--- Begin DATASET RECORDS ---

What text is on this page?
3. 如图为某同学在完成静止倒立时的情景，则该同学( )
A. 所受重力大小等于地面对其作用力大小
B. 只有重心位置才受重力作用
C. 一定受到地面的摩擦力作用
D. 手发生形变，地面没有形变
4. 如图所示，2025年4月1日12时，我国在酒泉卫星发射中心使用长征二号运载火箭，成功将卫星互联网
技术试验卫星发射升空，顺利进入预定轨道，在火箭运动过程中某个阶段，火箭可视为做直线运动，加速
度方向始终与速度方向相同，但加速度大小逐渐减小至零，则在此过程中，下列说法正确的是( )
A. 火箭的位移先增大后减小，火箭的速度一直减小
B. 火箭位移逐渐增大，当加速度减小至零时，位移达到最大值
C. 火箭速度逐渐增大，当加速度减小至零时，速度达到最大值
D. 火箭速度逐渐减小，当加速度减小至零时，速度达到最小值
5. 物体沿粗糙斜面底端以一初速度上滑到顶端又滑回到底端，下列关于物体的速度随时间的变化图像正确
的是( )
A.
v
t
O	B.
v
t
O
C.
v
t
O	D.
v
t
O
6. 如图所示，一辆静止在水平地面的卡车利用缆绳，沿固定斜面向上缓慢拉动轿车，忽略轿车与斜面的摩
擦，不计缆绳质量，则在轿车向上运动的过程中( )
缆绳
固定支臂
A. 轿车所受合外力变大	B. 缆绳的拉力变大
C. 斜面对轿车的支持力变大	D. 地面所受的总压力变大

--- End DATASET RECORDS ---

Return the listing above word for word.

# COMPLETED TASK:
What text is on this page?
3. 如图为某同学在完成静止倒立时的情景，则该同学( )
A. 所受重力大小等于地面对其作用力大小
B. 只有重心位置才受重力作用
C. 一定受到地面的摩擦力作用
D. 手发生形变，地面没有形变
4. 如图所示，2025年4月1日12时，我国在酒泉卫星发射中心使用长征二号运载火箭，成功将卫星互联网
技术试验卫星发射升空，顺利进入预定轨道，在火箭运动过程中某个阶段，火箭可视为做直线运动，加速
度方向始终与速度方向相同，但加速度大小逐渐减小至零，则在此过程中，下列说法正确的是( )
A. 火箭的位移先增大后减小，火箭的速度一直减小
B. 火箭位移逐渐增大，当加速度减小至零时，位移达到最大值
C. 火箭速度逐渐增大，当加速度减小至零时，速度达到最大值
D. 火箭速度逐渐减小，当加速度减小至零时，速度达到最小值
5. 物体沿粗糙斜面底端以一初速度上滑到顶端又滑回到底端，下列关于物体的速度随时间的变化图像正确
的是( )
A.
v
t
O	B.
v
t
O
C.
v
t
O	D.
v
t
O
6. 如图所示，一辆静止在水平地面的卡车利用缆绳，沿固定斜面向上缓慢拉动轿车，忽略轿车与斜面的摩
擦，不计缆绳质量，则在轿车向上运动的过程中( )
缆绳
固定支臂
A. 轿车所受合外力变大	B. 缆绳的拉力变大
C. 斜面对轿车的支持力变大	D. 地面所受的总压力变大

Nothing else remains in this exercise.